_The input_.
--- START ---
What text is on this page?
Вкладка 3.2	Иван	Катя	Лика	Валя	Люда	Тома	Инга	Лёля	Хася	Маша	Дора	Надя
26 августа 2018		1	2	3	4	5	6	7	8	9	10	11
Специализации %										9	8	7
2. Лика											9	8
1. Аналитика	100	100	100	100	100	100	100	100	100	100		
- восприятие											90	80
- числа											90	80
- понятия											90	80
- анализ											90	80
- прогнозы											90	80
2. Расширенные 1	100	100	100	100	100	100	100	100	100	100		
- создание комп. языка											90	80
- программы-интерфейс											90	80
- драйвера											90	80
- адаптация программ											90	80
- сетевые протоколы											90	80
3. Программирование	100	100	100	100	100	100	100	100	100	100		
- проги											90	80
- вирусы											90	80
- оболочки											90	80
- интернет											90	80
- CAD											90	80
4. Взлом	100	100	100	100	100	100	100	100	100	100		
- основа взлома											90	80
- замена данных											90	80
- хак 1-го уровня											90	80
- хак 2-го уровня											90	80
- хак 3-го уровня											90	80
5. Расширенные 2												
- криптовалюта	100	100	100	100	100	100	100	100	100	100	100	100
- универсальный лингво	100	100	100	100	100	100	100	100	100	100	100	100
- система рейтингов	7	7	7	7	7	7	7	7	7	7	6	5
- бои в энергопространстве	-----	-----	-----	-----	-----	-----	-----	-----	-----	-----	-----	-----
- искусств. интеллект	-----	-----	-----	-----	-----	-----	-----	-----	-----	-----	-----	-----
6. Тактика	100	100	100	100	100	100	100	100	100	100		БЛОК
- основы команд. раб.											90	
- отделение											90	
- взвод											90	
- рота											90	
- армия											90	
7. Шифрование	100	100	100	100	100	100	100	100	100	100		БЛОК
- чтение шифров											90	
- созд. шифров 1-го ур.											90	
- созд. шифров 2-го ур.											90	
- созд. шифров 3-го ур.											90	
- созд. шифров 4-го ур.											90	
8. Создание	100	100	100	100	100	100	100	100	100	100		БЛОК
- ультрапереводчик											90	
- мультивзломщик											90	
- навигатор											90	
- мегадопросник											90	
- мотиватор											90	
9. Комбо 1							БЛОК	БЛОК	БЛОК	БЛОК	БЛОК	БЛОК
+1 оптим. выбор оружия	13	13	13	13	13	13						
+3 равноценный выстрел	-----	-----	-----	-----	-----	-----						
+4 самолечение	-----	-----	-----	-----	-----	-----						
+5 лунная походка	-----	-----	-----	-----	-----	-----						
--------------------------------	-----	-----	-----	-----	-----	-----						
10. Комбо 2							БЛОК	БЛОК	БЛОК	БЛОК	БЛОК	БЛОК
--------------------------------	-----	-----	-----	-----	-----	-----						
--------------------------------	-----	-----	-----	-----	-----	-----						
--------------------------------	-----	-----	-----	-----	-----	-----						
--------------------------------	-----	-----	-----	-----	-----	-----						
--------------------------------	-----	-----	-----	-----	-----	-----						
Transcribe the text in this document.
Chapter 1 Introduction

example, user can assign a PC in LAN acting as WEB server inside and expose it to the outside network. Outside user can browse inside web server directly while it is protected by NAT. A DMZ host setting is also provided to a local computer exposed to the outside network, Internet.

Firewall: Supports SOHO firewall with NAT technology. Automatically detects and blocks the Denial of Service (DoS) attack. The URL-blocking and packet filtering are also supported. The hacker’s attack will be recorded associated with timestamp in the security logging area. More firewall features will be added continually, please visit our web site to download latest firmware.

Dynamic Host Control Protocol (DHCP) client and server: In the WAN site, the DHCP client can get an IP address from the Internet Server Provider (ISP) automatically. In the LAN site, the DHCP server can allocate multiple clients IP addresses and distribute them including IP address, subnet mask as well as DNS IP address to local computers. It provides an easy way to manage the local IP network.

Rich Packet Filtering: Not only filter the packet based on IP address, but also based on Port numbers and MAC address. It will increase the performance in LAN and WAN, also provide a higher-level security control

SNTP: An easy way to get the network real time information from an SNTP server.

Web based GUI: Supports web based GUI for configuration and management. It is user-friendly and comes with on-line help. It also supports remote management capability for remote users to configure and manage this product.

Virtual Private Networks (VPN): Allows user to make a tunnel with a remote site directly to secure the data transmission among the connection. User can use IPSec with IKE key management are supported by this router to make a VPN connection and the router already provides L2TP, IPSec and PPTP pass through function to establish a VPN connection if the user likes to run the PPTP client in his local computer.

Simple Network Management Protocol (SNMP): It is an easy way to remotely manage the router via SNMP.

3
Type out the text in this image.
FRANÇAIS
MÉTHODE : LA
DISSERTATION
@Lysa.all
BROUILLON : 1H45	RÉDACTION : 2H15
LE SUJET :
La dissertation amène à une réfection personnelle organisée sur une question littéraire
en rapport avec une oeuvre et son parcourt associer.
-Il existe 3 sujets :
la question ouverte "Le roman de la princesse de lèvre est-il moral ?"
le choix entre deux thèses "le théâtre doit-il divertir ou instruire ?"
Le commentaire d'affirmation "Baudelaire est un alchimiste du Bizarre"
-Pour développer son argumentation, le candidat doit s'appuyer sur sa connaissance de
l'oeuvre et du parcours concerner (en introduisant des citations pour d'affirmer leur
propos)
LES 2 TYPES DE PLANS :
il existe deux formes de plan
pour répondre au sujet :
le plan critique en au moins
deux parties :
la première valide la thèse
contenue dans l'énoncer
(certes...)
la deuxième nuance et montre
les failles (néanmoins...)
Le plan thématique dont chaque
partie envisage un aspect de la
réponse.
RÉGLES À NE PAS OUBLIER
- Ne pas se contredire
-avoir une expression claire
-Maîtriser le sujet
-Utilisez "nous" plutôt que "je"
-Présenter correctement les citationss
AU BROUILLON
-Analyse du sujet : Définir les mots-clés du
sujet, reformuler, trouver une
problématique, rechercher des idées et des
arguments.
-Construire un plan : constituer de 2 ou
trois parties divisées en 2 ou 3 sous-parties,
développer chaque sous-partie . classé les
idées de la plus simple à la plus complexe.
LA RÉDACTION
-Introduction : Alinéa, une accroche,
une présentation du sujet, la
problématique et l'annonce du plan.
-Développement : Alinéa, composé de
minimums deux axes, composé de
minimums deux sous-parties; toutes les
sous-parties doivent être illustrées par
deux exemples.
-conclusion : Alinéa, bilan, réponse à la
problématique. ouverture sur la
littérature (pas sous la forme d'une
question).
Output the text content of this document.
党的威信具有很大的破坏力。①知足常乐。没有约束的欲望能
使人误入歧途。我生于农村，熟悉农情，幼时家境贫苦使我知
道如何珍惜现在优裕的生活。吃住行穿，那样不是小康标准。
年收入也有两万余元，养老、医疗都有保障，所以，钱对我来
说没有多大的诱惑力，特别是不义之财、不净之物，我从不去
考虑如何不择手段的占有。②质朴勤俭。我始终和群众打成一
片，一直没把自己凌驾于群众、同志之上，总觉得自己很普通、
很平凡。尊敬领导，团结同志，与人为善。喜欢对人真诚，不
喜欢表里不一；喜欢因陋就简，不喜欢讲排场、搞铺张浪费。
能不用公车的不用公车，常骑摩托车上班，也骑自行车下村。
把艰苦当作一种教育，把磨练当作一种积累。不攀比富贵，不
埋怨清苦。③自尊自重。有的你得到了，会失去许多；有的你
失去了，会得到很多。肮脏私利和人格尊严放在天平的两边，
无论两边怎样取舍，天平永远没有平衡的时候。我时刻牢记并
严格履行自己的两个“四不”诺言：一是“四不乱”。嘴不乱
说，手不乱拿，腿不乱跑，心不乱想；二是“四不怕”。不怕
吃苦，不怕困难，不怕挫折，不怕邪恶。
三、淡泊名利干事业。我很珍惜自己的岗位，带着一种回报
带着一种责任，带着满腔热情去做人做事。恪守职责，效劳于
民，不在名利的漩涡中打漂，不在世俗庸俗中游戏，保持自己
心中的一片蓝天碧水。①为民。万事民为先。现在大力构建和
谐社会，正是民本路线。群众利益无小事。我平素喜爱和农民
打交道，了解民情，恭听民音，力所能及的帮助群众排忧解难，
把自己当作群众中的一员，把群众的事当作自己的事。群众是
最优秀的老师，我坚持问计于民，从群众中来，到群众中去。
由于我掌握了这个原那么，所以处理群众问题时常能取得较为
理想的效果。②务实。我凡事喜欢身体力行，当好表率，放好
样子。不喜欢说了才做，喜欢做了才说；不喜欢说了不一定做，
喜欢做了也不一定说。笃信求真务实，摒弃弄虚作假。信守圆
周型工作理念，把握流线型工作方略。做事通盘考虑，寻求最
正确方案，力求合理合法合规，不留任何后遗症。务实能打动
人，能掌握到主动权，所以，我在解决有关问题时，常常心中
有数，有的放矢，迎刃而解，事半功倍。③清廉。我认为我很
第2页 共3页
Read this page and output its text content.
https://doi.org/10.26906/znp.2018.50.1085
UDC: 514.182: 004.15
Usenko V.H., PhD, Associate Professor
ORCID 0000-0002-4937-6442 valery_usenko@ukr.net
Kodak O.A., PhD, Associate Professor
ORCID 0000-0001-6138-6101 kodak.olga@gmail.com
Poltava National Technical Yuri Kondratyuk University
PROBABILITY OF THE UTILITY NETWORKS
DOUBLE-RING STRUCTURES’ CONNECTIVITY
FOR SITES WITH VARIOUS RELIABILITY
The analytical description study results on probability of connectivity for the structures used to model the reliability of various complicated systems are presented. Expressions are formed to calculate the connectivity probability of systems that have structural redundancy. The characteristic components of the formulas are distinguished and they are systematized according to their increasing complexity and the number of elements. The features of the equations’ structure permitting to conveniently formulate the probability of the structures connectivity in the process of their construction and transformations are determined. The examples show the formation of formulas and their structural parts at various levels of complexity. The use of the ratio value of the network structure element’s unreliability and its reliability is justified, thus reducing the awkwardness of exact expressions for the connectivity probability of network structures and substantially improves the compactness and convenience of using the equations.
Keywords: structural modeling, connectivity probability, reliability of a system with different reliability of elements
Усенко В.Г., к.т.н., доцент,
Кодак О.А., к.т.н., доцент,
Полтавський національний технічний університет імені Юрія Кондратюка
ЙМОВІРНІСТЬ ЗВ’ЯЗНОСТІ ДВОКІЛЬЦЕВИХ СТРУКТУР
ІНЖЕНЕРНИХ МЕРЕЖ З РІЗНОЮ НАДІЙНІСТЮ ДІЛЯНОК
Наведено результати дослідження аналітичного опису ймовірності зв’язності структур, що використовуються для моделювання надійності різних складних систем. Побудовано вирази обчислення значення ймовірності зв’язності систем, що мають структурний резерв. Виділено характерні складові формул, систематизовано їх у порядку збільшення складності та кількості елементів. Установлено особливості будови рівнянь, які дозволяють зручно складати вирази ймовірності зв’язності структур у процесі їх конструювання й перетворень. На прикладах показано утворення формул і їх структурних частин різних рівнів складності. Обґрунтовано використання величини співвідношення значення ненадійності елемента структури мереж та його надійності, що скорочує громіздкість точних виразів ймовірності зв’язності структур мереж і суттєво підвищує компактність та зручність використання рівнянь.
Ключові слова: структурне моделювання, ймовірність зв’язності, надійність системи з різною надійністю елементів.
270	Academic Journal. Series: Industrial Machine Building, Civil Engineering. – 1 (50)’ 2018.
--- END ---
_Objective_. Determine how many of the lines above hold the word "доцент", and output that number by itself.

_Output_. 2